Extrait du texte ▸
Accueil > Textes > Textes Non OCL > offensive répressive contre le mouvement du 15-M

Barcelone

offensive répressive contre le mouvement du 15-M

lundi 3 octobre 2011, par admi2

Ce matin à l’aube du lundi 3 octobre, la police catalane a procédé au début d’une vague d’arrestations visant 22 personnes.
Cette action policière obéit à des ordres de poursuites engagées par la Audiencia Nacional, le bras judiciaire de l’État espagnol créé en 1976 et surtout connu pour les poursuites contre ETA et la gauche abertzale basque.

Ces 22 personnes auraient été identifiées comme ayant participé aux incidents du 15 juin dernier, devant le Parlement de Catalogne, au cours d’une manifestation contre la politique budgétaire du gouvernement où des députés avaient été insultés et quelques uns un peu bousculés. D’après des sources policières citée par la presse, ils sont poursuivis pour « délit d’atteinte à de hauts organismes de la nation », les magistrats les accusant d’ « actes de force, intimidation ou menace contre des membres de la chambre législative autonome » dans le but « d’empêcher leur assistance à ses sessions et gêner leur travail ».
Ces délits sont punis de peines allant de 3 à 5 ans de prison.


Les identifications auraient été rendues possible par les images vidéo de moyens de communication et un ratissage de l’Internet. La police catalane assure avoir des « preuves graphique » solides.

Les poursuites ont été initiées par la Fiscalía provinciale [le ministère public ou procureur] et transmises à la Audiencia Nacional, qui, le 7 septembre, a accepté de prendre en charge les poursuites.

Le 15 juin dernier, le mouvement dit des “Indignés” de Barcelone avait appelé à manifester en direction du Parlement de Catalogne pour empêcher qu’il vote des mesures de coupes budgétaires prenant effet dès le 1er Juillet, et qui ont provoqué la fermeture de dispensaires, de centres d’attention psychiatrique, des baisses des salaires et des fournitures dans les hôpitaux, des restrictions supplémentaires au RMI et à tout le secteur social…

Ce jour là, 32 élus et membres du gouvernement comme le président de la Generalitat, Artur Mas et la présidente du Parlement, Núria de Gispert avaient été amenés dans l’édifice en hélicoptère.

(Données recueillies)
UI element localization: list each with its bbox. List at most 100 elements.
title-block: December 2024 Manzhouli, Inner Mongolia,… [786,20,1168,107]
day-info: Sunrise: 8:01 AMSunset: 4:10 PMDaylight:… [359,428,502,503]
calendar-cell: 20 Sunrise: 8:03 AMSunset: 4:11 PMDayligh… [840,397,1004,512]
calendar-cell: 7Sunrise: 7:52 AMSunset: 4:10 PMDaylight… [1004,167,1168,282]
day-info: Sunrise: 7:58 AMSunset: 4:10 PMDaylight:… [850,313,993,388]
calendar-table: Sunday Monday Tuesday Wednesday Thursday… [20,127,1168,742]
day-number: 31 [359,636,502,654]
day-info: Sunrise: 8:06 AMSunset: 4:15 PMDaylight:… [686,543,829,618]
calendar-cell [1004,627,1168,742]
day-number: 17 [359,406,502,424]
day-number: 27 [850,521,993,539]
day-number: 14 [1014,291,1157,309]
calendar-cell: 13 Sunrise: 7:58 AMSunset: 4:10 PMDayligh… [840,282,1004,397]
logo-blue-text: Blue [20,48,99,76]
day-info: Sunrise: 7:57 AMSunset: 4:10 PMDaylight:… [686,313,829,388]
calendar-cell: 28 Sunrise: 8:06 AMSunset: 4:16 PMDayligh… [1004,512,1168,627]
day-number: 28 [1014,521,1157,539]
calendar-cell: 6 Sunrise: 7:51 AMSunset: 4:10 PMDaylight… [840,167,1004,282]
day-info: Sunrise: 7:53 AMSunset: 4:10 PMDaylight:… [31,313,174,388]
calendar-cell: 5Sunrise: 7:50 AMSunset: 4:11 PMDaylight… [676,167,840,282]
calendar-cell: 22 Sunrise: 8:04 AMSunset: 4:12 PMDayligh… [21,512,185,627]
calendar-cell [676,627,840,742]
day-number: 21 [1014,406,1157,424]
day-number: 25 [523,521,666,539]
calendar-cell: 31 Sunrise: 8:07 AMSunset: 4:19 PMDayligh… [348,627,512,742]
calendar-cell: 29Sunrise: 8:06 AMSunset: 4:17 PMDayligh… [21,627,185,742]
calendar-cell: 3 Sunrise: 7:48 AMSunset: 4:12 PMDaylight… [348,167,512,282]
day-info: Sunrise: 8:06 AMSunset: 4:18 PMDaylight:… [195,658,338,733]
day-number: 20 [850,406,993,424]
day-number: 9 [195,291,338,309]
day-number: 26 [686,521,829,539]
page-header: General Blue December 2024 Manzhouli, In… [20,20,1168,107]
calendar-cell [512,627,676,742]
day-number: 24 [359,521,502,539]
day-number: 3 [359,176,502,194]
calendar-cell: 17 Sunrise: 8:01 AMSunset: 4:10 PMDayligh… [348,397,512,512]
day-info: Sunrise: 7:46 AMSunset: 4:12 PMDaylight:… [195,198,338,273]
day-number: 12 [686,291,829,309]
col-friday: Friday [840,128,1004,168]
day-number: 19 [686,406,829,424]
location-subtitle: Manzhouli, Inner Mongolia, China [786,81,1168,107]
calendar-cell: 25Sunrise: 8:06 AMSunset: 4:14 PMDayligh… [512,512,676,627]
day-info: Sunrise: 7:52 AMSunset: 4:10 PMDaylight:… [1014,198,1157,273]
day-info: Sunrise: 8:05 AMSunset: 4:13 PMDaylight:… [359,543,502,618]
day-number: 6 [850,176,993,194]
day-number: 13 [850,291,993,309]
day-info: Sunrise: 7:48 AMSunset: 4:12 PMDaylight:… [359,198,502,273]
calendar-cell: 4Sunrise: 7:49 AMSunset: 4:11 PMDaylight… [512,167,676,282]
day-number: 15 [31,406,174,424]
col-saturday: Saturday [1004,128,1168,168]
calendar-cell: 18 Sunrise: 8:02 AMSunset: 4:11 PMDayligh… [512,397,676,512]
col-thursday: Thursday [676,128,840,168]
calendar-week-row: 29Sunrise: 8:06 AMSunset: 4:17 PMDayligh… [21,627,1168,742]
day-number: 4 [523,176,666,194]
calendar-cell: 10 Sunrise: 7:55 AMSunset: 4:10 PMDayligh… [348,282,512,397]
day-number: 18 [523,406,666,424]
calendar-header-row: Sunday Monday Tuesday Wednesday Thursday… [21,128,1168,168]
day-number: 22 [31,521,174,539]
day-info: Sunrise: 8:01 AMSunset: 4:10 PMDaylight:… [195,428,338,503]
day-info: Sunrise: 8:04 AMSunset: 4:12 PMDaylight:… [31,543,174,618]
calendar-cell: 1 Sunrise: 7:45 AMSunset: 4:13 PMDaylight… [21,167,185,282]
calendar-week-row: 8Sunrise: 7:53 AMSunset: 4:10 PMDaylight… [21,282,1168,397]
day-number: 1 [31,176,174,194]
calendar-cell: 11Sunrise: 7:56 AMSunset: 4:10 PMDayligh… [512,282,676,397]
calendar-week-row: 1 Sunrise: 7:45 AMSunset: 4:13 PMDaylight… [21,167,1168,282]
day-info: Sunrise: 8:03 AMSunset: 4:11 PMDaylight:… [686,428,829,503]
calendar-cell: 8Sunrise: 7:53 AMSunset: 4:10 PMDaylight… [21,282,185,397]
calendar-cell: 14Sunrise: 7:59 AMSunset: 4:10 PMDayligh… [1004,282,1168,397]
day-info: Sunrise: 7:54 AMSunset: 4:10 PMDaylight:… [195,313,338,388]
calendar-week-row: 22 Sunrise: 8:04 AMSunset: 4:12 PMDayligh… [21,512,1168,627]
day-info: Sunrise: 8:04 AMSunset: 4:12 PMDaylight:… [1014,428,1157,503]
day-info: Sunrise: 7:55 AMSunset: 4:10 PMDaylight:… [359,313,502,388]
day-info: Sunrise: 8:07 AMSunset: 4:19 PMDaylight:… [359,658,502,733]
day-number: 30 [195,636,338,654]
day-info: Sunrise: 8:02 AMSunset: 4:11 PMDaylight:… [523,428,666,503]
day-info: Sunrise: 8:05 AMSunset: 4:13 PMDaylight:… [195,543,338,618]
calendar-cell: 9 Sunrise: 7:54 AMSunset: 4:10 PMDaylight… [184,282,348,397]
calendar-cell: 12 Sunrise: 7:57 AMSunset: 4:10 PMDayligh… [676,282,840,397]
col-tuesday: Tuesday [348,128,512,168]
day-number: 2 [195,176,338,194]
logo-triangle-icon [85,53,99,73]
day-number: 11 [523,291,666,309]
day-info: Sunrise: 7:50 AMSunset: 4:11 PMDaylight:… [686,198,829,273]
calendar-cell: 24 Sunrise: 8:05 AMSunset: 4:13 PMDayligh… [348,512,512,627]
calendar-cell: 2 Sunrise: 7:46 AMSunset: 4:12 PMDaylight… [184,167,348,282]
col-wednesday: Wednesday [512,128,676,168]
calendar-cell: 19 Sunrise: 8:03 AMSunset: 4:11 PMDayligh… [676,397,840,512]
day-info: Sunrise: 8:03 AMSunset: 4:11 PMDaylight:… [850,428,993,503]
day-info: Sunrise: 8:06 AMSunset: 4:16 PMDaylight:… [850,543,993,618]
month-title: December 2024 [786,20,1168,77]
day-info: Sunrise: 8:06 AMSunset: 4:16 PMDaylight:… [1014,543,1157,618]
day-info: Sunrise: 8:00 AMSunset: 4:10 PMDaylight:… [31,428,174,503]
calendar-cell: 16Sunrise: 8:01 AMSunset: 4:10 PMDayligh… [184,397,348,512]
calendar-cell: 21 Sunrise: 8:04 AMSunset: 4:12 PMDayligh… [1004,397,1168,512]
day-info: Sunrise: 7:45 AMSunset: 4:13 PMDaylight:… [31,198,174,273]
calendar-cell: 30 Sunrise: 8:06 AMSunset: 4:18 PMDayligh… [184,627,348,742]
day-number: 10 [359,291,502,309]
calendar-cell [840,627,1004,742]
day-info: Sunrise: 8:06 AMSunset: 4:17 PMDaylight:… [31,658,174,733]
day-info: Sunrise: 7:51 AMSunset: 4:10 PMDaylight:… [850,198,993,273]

Consignes ▸
• A. Reprenez l'article sur la répression du 15-M en commençant à « Les poursuites ont » et en terminant à « l’édifice en hélicoptère. », et substituez « autocar » à « hélicoptère ».
• B. Poursuivez l'article sur la répression du 15-M à partir de l'endroit où il s'arrête.

Réponses ▸
• A.
Les poursuites ont été initiées par la Fiscalía provinciale [le ministère public ou procureur] et transmises à la Audiencia Nacional, qui, le 7 septembre, a accepté de prendre en charge les poursuites.

Le 15 juin dernier, le mouvement dit des “Indignés” de Barcelone avait appelé à manifester en direction du Parlement de Catalogne pour empêcher qu’il vote des mesures de coupes budgétaires prenant effet dès le 1er Juillet, et qui ont provoqué la fermeture de dispensaires, de centres d’attention psychiatrique, des baisses des salaires et des fournitures dans les hôpitaux, des restrictions supplémentaires au RMI et à tout le secteur social…

Ce jour là, 32 élus et membres du gouvernement comme le président de la Generalitat, Artur Mas et la présidente du Parlement, Núria de Gispert avaient été amenés dans l’édifice en autocar.

• B.
Aussitôt, le gouvernement de Catalogne avait lancé une violente campagne politique et médiatique sécuritaire, parlant de guérilla urbaine, d’attentat à la démocratie, d’ennemis de la Catalogne, de « “kale borroka” d’une extrême violence », de sauvages (“cafres”) et qu’il fallait des punitions exemplaires… Une dizaine de personnes ont déjà été arrêtées au mois de juin et au moins 7 sont poursuivies pour « désobéissance » et « résistance à l’autorité ». Le même Puig avait ensuite fait savoir publiquement qu’il avait donné l’ordre à la police de faire des recherches systématiques sur tous les sites Internet, les comptes Facebook, Twitter et autres du mouvement dit des “Indignés” et des “antisystèmes”.

Ce qui fait désordre, c’est aussi que 6 des policiers chargés d’enquêter sur le 15M sont actuellement poursuivis pour collusion avec des narcotrafiquants et entrave à l’action de la justice. Ambiance….

CiU, droite catalaniste, a remporté les dernières élections du 28 novembre 2010 au Parlement de Catalogne sur un programme ouvertement néo-libéral et sécuritaire. Dans une surenchère répressive, le gouvernement de Catalogne et son ministre de l’Intérieur, Felip Puig, ont fait de l’action et de la présence policière, du maintien de l’ordre, de la mise au pas de la contestation (« c’en est fini de l’impunité des okupas »), une des pièces maîtresses de leur politique.

Le 27 mai, les Mossos d’Esquadra (police catalane) avaient été envoyé pour expulser la place de Catalogne. Bilan : 121 blessés dont 4 grièvement. En fin d’après-midi, des milliers de personnes ont repris possession de la place et les flics ont dû reculer et céder la place. Mais c’est clair, à Barcelone, le pouvoir politique veut la confrontation directe avec le mouvement, un mouvement multiforme qui se bat aussi bien contre les politiques de démantèlement des systèmes sociaux, de santé, d’éducation mais aussi qui poursuit les blocages de saisie-expulsion immobilières et même soutient des occupations de logements vides par des sans-logis comme récemment dans le quartier populaire du Raval où l’expulsion de 9 appartements a été bloquée par 300 personnes et ensuite suspendue par la justice. La partie est loin d’être finie.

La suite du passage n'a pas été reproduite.